PROBLEM TO SOLVE » Report all lines from the entries below in which "this" appears.

** Begin ENTRIES PROVIDED **

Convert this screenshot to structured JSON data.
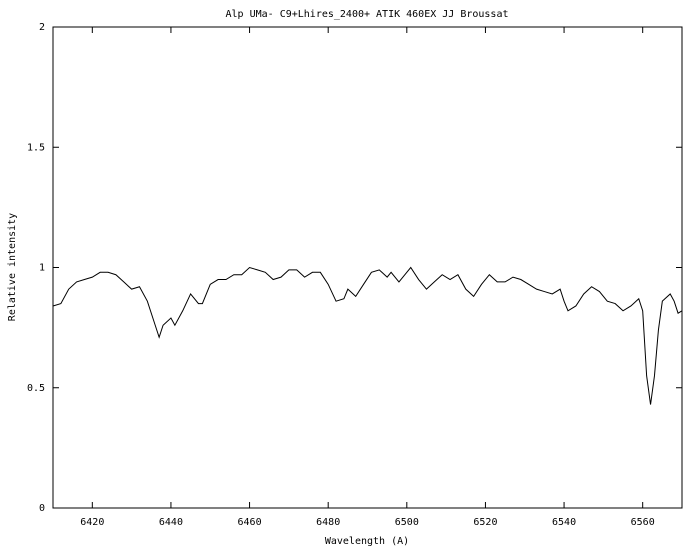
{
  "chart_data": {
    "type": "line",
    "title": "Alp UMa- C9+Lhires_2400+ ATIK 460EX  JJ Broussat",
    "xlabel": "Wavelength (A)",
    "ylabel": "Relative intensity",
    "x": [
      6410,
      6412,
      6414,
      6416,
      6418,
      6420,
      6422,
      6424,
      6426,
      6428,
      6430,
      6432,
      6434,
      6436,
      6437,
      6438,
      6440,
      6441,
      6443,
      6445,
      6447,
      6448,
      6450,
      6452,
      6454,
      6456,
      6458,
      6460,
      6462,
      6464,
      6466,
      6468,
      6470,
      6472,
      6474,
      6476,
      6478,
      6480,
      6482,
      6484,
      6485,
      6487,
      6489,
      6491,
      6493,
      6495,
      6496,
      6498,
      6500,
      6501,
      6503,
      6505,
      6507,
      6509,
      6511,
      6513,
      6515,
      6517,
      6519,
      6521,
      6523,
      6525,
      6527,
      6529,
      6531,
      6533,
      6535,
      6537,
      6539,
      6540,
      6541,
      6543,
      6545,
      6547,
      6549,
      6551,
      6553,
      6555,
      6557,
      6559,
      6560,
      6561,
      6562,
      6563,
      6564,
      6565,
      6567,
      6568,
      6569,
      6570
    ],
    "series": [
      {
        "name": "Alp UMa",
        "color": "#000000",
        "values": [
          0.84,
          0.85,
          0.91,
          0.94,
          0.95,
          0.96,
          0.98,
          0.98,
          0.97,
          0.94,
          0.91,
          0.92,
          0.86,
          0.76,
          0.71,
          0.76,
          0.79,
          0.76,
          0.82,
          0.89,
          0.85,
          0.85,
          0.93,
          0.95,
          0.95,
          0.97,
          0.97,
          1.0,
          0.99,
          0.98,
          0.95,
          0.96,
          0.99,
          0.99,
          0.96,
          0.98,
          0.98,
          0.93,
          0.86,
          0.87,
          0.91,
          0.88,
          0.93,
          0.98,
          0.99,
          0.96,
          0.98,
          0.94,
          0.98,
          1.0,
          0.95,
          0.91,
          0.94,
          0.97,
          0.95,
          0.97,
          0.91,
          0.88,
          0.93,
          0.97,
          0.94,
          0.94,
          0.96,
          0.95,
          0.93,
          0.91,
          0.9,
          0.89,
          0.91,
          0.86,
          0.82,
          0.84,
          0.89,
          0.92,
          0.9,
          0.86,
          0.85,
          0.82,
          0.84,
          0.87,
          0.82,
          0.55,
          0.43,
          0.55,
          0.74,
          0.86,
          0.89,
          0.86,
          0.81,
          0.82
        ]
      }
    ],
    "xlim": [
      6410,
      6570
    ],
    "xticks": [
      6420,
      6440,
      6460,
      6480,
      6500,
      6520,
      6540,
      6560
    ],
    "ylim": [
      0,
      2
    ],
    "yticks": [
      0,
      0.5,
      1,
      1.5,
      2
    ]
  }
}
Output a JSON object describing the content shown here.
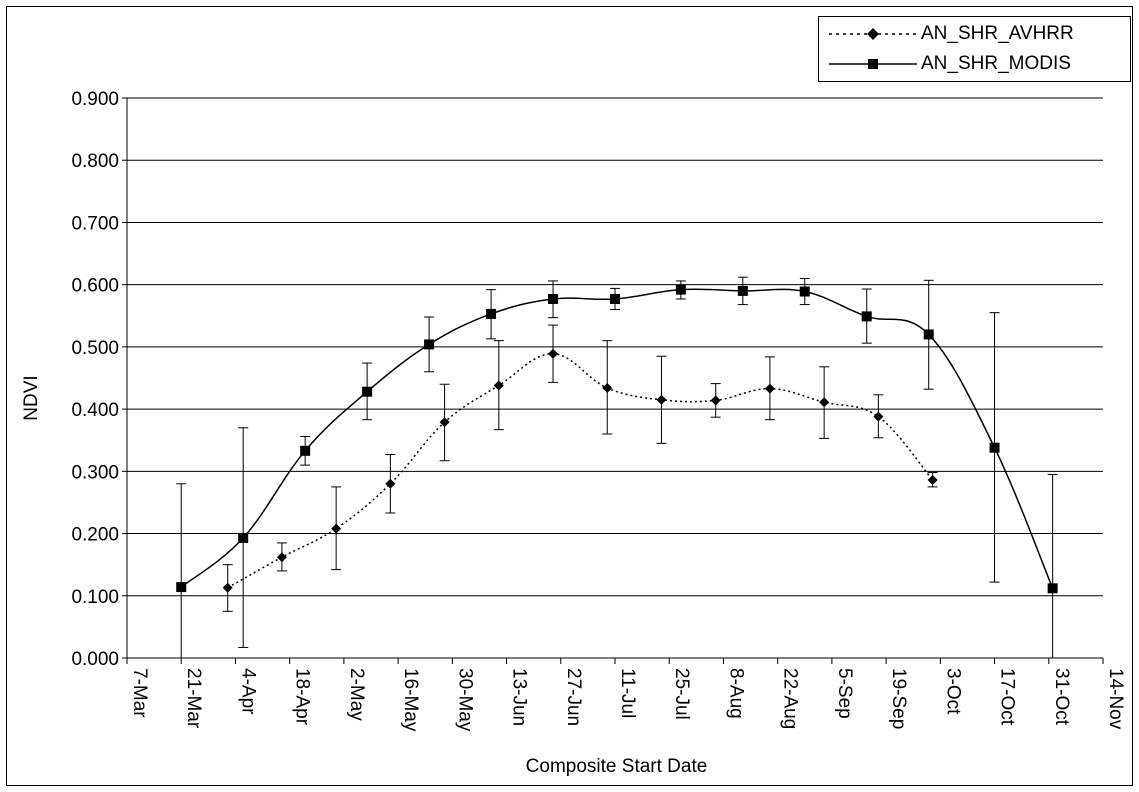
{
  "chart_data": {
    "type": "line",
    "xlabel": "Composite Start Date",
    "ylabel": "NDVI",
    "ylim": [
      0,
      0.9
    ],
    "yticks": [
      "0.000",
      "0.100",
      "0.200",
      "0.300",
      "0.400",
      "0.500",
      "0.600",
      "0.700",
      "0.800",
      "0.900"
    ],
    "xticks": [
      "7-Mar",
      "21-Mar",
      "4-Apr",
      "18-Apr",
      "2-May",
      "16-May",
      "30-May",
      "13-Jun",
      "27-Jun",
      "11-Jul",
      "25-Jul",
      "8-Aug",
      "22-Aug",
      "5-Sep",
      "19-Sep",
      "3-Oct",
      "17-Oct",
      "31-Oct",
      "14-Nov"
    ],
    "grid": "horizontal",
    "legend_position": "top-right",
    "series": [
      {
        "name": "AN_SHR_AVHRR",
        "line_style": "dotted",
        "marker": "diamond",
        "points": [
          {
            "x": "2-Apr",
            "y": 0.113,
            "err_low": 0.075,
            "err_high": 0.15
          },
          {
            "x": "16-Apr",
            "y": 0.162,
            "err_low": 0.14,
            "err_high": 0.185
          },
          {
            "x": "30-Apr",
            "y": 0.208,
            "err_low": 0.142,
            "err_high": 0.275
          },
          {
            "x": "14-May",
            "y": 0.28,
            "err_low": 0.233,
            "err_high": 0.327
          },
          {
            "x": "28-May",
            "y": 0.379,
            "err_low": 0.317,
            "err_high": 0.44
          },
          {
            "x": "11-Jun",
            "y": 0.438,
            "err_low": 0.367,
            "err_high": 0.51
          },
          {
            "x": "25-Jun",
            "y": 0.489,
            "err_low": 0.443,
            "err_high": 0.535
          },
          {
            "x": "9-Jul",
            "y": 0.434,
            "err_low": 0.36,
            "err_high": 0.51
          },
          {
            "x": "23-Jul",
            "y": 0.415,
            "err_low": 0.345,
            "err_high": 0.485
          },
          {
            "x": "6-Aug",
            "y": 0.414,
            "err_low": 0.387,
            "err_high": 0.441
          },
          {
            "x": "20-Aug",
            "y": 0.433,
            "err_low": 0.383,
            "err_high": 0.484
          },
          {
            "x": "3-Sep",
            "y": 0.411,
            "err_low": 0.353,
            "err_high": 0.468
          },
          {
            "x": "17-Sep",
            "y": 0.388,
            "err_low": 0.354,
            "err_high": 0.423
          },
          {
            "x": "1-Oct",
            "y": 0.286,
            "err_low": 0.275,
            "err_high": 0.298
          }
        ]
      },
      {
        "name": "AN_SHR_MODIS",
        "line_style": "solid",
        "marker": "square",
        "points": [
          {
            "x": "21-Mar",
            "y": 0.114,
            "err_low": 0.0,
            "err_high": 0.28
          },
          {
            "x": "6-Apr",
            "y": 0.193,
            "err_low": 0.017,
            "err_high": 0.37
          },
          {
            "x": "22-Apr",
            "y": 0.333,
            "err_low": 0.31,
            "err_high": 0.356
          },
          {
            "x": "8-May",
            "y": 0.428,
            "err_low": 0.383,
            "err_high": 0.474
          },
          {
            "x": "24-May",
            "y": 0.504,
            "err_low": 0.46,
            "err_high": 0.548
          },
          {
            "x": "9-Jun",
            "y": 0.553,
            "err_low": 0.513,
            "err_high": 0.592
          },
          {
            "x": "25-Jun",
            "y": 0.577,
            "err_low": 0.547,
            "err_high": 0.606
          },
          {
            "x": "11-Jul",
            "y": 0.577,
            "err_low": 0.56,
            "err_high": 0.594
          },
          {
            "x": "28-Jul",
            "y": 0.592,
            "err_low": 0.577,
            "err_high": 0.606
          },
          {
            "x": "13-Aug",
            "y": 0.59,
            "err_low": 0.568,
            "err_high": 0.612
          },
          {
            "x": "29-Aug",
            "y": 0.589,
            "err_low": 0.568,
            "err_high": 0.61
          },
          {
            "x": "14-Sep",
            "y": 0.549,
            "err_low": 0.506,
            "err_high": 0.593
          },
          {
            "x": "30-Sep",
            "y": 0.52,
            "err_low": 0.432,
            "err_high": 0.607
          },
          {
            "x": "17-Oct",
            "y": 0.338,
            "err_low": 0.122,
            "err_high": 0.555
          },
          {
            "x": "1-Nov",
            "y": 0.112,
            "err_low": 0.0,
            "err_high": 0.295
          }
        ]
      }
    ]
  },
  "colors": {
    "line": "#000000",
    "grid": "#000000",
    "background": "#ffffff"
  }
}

** End ENTRIES PROVIDED **
** Begin ENTRIES PROVIDED **

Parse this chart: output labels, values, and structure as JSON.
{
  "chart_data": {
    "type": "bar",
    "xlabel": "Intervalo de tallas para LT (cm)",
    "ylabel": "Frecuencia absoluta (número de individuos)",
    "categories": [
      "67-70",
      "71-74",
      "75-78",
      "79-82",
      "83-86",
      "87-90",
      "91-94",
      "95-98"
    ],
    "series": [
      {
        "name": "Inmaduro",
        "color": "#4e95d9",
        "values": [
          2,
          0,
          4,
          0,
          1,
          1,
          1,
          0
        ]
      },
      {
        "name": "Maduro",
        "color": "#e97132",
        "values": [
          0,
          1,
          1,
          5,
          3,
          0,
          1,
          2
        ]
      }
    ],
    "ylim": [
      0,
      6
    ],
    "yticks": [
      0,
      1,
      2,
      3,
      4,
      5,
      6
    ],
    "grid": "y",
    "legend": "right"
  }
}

** End ENTRIES PROVIDED **

WORKED SOLUTION »
Convert this screenshot to structured JSON data.
Parse this chart: output labels, values, and structure as JSON.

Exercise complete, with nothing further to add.